WRITTEN PROBLEM: Write out the records below once more, exactly as they stand.

Stored items
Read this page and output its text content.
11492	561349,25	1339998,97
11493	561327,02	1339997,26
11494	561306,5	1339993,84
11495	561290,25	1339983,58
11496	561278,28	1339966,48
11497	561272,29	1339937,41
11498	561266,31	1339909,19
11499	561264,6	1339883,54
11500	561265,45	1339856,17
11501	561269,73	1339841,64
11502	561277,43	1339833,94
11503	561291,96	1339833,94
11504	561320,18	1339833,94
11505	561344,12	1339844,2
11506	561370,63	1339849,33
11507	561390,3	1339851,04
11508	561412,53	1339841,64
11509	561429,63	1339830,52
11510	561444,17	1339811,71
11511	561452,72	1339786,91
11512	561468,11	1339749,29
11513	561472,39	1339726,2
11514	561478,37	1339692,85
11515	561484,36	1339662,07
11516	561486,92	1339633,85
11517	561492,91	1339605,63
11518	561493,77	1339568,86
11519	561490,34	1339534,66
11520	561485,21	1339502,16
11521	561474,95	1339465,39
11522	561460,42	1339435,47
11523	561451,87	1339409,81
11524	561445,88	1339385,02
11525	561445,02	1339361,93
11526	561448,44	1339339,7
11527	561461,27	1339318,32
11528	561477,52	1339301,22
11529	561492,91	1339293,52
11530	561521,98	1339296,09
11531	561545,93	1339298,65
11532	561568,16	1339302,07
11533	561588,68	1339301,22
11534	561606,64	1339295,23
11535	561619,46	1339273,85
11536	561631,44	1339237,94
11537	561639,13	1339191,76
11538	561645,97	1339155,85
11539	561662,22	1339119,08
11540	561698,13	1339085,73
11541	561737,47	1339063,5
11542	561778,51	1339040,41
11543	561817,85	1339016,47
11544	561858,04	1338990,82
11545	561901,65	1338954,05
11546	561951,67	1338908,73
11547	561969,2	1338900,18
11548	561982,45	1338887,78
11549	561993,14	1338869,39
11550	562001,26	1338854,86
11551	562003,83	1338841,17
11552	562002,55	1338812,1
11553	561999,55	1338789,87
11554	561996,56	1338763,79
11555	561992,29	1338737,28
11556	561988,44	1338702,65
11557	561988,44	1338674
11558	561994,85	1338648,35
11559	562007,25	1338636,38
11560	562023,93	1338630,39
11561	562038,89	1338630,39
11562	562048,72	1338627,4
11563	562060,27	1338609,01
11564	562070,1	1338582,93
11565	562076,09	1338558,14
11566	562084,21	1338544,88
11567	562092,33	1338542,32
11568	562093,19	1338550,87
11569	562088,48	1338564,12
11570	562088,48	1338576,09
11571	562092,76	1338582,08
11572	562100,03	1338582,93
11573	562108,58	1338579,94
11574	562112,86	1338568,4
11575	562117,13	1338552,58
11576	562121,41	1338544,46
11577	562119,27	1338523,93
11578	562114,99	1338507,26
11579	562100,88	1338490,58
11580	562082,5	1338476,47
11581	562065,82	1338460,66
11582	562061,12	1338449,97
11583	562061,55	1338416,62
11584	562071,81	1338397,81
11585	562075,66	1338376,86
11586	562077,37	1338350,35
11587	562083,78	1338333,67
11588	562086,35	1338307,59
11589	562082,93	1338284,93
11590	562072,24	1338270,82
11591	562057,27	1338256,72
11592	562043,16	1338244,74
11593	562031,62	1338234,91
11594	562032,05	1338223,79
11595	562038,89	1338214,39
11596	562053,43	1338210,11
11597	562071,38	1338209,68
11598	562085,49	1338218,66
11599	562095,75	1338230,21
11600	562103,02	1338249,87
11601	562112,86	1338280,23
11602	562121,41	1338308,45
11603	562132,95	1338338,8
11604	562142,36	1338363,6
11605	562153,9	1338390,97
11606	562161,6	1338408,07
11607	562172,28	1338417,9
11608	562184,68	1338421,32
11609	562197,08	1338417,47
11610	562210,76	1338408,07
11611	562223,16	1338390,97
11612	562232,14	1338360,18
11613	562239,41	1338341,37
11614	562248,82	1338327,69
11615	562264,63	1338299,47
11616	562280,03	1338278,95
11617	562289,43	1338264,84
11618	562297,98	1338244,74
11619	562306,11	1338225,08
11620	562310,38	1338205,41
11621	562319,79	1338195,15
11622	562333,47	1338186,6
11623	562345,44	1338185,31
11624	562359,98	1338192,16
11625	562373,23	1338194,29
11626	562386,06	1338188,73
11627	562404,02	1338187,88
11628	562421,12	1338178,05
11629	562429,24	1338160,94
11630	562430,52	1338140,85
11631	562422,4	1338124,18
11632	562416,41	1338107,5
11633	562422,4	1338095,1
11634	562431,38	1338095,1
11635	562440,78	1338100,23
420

RESPONSE:
Read this page and output its text content.
11492	561349,25	1339998,97
11493	561327,02	1339997,26
11494	561306,5	1339993,84
11495	561290,25	1339983,58
11496	561278,28	1339966,48
11497	561272,29	1339937,41
11498	561266,31	1339909,19
11499	561264,6	1339883,54
11500	561265,45	1339856,17
11501	561269,73	1339841,64
11502	561277,43	1339833,94
11503	561291,96	1339833,94
11504	561320,18	1339833,94
11505	561344,12	1339844,2
11506	561370,63	1339849,33
11507	561390,3	1339851,04
11508	561412,53	1339841,64
11509	561429,63	1339830,52
11510	561444,17	1339811,71
11511	561452,72	1339786,91
11512	561468,11	1339749,29
11513	561472,39	1339726,2
11514	561478,37	1339692,85
11515	561484,36	1339662,07
11516	561486,92	1339633,85
11517	561492,91	1339605,63
11518	561493,77	1339568,86
11519	561490,34	1339534,66
11520	561485,21	1339502,16
11521	561474,95	1339465,39
11522	561460,42	1339435,47
11523	561451,87	1339409,81
11524	561445,88	1339385,02
11525	561445,02	1339361,93
11526	561448,44	1339339,7
11527	561461,27	1339318,32
11528	561477,52	1339301,22
11529	561492,91	1339293,52
11530	561521,98	1339296,09
11531	561545,93	1339298,65
11532	561568,16	1339302,07
11533	561588,68	1339301,22
11534	561606,64	1339295,23
11535	561619,46	1339273,85
11536	561631,44	1339237,94
11537	561639,13	1339191,76
11538	561645,97	1339155,85
11539	561662,22	1339119,08
11540	561698,13	1339085,73
11541	561737,47	1339063,5
11542	561778,51	1339040,41
11543	561817,85	1339016,47
11544	561858,04	1338990,82
11545	561901,65	1338954,05
11546	561951,67	1338908,73
11547	561969,2	1338900,18
11548	561982,45	1338887,78
11549	561993,14	1338869,39
11550	562001,26	1338854,86
11551	562003,83	1338841,17
11552	562002,55	1338812,1
11553	561999,55	1338789,87
11554	561996,56	1338763,79
11555	561992,29	1338737,28
11556	561988,44	1338702,65
11557	561988,44	1338674
11558	561994,85	1338648,35
11559	562007,25	1338636,38
11560	562023,93	1338630,39
11561	562038,89	1338630,39
11562	562048,72	1338627,4
11563	562060,27	1338609,01
11564	562070,1	1338582,93
11565	562076,09	1338558,14
11566	562084,21	1338544,88
11567	562092,33	1338542,32
11568	562093,19	1338550,87
11569	562088,48	1338564,12
11570	562088,48	1338576,09
11571	562092,76	1338582,08
11572	562100,03	1338582,93
11573	562108,58	1338579,94
11574	562112,86	1338568,4
11575	562117,13	1338552,58
11576	562121,41	1338544,46
11577	562119,27	1338523,93
11578	562114,99	1338507,26
11579	562100,88	1338490,58
11580	562082,5	1338476,47
11581	562065,82	1338460,66
11582	562061,12	1338449,97
11583	562061,55	1338416,62
11584	562071,81	1338397,81
11585	562075,66	1338376,86
11586	562077,37	1338350,35
11587	562083,78	1338333,67
11588	562086,35	1338307,59
11589	562082,93	1338284,93
11590	562072,24	1338270,82
11591	562057,27	1338256,72
11592	562043,16	1338244,74
11593	562031,62	1338234,91
11594	562032,05	1338223,79
11595	562038,89	1338214,39
11596	562053,43	1338210,11
11597	562071,38	1338209,68
11598	562085,49	1338218,66
11599	562095,75	1338230,21
11600	562103,02	1338249,87
11601	562112,86	1338280,23
11602	562121,41	1338308,45
11603	562132,95	1338338,8
11604	562142,36	1338363,6
11605	562153,9	1338390,97
11606	562161,6	1338408,07
11607	562172,28	1338417,9
11608	562184,68	1338421,32
11609	562197,08	1338417,47
11610	562210,76	1338408,07
11611	562223,16	1338390,97
11612	562232,14	1338360,18
11613	562239,41	1338341,37
11614	562248,82	1338327,69
11615	562264,63	1338299,47
11616	562280,03	1338278,95
11617	562289,43	1338264,84
11618	562297,98	1338244,74
11619	562306,11	1338225,08
11620	562310,38	1338205,41
11621	562319,79	1338195,15
11622	562333,47	1338186,6
11623	562345,44	1338185,31
11624	562359,98	1338192,16
11625	562373,23	1338194,29
11626	562386,06	1338188,73
11627	562404,02	1338187,88
11628	562421,12	1338178,05
11629	562429,24	1338160,94
11630	562430,52	1338140,85
11631	562422,4	1338124,18
11632	562416,41	1338107,5
11633	562422,4	1338095,1
11634	562431,38	1338095,1
11635	562440,78	1338100,23
420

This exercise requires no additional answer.